__Problem requirements__: Please put the stretch from the start of the entries through the line containing "right-y-tick-label: 103 [579,169,600,185]", both ends included, into a Markdown table with the columns Row and Text. Give each line its own numbered row and leave out blank lines.

__Data to use__:

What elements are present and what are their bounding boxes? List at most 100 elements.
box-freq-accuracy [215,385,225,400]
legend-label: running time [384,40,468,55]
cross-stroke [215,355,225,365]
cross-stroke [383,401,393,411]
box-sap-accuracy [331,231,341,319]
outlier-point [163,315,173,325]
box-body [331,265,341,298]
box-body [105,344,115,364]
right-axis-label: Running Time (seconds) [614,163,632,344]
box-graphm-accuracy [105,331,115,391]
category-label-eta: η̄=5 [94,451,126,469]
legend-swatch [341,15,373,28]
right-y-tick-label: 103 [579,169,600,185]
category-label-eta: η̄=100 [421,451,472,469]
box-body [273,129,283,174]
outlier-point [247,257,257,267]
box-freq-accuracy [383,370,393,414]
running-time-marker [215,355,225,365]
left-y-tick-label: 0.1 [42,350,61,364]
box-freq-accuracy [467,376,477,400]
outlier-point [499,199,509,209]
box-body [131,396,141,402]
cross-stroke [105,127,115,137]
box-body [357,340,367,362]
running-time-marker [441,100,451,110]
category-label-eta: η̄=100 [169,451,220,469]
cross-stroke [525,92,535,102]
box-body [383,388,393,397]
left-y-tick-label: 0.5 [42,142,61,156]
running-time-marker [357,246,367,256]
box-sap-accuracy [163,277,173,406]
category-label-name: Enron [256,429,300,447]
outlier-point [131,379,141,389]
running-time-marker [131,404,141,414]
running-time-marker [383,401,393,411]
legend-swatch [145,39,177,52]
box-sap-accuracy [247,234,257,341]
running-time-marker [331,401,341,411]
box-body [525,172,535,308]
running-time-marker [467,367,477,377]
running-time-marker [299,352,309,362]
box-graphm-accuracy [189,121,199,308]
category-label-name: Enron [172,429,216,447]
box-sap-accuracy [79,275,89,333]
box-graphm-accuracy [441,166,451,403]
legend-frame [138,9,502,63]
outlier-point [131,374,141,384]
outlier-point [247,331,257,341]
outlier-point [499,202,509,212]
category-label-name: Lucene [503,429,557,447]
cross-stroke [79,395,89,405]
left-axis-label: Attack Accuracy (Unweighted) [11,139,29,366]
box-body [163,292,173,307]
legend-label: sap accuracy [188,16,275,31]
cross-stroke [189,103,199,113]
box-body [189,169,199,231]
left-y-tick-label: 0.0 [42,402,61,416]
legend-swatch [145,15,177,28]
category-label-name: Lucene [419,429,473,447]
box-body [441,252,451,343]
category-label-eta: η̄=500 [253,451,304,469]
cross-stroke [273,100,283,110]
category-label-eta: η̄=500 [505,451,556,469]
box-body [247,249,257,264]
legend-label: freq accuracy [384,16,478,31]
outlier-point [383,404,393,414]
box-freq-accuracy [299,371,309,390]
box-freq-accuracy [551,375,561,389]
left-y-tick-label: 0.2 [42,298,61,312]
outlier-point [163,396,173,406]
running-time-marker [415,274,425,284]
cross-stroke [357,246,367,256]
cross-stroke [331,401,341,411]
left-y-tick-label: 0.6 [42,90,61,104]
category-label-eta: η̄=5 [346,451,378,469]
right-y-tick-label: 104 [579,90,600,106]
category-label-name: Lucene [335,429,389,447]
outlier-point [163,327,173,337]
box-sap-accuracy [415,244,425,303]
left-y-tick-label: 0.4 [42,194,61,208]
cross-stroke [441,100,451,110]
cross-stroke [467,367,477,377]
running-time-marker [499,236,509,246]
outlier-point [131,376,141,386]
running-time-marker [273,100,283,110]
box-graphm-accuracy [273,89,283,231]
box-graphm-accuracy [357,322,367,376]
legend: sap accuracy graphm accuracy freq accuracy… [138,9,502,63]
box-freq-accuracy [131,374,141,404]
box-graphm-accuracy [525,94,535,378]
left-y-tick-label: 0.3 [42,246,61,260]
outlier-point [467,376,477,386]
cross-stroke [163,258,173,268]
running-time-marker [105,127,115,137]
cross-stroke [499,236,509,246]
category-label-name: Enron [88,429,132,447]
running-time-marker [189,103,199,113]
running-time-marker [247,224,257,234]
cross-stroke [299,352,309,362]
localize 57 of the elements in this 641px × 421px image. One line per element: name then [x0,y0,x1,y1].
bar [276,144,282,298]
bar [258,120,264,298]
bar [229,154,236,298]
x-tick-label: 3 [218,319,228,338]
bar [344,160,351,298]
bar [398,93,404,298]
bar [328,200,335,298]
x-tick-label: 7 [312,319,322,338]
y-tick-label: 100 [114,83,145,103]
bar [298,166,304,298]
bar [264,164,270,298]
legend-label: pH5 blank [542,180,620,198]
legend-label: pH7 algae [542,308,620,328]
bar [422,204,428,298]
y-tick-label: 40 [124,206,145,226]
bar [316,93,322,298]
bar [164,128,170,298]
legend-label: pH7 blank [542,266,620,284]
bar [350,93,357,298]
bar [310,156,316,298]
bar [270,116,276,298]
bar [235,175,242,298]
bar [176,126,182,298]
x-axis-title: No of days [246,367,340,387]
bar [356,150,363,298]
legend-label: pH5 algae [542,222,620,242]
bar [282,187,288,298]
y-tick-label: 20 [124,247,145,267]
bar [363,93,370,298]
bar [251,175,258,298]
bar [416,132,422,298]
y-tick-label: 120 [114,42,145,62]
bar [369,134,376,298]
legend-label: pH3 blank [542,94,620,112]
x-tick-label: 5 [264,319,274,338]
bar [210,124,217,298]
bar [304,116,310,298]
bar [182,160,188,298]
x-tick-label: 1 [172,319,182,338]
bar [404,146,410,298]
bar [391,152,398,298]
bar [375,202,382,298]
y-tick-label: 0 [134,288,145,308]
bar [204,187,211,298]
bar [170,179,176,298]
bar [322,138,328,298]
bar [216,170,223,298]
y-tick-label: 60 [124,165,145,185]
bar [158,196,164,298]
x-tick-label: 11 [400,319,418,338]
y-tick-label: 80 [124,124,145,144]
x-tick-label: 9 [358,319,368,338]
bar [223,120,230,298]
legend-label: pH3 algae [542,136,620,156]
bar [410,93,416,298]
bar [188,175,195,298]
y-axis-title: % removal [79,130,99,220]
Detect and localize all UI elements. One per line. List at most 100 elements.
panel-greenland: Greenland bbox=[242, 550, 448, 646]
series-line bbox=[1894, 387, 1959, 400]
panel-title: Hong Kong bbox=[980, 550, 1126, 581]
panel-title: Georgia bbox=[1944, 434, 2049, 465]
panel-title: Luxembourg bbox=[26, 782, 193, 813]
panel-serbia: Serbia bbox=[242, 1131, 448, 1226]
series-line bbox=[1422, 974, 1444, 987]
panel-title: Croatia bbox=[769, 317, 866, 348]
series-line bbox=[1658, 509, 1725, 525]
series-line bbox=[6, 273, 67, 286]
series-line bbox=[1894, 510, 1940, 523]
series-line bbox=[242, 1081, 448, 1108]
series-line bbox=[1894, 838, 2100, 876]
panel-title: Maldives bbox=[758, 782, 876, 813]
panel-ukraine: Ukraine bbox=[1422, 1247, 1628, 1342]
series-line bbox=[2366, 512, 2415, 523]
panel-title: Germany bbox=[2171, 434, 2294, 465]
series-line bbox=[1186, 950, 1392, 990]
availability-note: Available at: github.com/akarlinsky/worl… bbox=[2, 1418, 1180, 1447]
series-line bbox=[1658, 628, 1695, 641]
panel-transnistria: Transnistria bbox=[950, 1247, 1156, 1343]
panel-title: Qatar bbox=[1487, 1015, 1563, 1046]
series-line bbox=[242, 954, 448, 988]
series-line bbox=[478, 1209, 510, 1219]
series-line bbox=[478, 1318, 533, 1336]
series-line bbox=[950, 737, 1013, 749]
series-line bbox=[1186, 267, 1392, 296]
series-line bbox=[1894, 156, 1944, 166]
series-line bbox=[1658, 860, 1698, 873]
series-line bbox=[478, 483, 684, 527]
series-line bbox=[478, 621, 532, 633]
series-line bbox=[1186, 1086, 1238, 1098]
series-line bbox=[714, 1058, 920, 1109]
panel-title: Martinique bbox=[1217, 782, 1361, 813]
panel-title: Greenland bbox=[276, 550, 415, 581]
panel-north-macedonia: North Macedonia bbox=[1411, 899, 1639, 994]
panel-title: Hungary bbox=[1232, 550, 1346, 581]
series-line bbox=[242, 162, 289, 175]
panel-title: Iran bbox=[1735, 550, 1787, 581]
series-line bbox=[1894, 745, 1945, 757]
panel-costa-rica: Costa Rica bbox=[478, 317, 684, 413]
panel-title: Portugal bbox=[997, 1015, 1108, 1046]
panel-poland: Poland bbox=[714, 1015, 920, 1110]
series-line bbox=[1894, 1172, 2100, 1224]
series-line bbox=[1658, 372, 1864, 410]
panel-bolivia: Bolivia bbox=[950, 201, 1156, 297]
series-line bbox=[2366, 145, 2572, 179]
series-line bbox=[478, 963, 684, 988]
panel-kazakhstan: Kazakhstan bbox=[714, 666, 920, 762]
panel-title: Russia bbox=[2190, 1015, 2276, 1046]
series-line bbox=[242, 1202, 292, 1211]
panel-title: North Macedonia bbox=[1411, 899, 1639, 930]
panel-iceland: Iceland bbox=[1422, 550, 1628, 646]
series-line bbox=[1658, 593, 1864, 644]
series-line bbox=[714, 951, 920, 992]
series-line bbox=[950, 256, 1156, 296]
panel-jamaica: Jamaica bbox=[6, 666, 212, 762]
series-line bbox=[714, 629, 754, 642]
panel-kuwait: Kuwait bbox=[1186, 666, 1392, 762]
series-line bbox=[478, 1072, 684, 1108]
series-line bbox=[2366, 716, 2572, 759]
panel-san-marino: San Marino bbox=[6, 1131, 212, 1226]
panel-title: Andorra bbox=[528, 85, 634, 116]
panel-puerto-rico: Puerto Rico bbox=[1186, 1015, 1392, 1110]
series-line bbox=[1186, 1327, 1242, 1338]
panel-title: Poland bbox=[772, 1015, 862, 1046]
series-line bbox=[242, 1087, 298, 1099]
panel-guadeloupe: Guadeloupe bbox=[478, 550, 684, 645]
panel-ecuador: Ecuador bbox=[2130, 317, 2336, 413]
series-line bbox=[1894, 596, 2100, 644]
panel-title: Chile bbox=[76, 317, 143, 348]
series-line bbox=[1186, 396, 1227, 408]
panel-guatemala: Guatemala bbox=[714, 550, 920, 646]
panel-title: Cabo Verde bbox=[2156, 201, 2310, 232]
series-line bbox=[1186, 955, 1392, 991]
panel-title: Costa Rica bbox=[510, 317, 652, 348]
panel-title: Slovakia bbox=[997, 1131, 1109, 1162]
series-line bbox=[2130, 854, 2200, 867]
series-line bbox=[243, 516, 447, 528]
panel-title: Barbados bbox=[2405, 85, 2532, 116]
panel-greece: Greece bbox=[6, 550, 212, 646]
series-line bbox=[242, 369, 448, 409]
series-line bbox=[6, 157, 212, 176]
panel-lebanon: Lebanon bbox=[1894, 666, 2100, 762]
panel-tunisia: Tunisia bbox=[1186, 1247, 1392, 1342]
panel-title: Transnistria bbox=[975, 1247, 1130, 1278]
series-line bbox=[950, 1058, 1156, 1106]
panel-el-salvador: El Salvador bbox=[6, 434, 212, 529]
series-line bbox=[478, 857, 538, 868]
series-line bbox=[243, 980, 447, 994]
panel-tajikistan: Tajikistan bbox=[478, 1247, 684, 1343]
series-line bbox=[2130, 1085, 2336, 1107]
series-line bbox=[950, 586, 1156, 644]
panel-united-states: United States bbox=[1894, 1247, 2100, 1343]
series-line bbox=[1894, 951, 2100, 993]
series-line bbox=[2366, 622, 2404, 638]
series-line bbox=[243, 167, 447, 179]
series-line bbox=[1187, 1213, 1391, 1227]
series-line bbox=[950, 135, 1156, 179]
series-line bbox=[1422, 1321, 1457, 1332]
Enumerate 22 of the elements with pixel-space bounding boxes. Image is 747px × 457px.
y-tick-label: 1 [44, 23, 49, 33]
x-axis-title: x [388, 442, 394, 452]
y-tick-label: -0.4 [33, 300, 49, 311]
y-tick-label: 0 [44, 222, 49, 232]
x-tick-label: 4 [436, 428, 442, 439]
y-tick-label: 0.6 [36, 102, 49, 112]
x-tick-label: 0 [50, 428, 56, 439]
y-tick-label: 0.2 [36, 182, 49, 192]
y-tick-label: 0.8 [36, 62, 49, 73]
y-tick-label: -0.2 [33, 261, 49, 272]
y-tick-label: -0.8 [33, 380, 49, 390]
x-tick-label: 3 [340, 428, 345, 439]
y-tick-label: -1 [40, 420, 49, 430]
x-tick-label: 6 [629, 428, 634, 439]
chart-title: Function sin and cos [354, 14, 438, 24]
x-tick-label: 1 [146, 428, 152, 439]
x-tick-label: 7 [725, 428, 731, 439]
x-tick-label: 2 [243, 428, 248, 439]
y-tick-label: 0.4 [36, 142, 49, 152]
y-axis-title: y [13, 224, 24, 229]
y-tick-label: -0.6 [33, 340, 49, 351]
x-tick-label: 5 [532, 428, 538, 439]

__Expected output__:
| Row | Text |
|---|---|
| 1 | What elements are present and what are their bounding boxes? List at most 100 elements. |
| 2 | box-freq-accuracy [215,385,225,400] |
| 3 | legend-label: running time [384,40,468,55] |
| 4 | cross-stroke [215,355,225,365] |
| 5 | cross-stroke [383,401,393,411] |
| 6 | box-sap-accuracy [331,231,341,319] |
| 7 | outlier-point [163,315,173,325] |
| 8 | box-body [331,265,341,298] |
| 9 | box-body [105,344,115,364] |
| 10 | right-axis-label: Running Time (seconds) [614,163,632,344] |
| 11 | box-graphm-accuracy [105,331,115,391] |
| 12 | category-label-eta: η̄=5 [94,451,126,469] |
| 13 | legend-swatch [341,15,373,28] |
| 14 | right-y-tick-label: 103 [579,169,600,185] |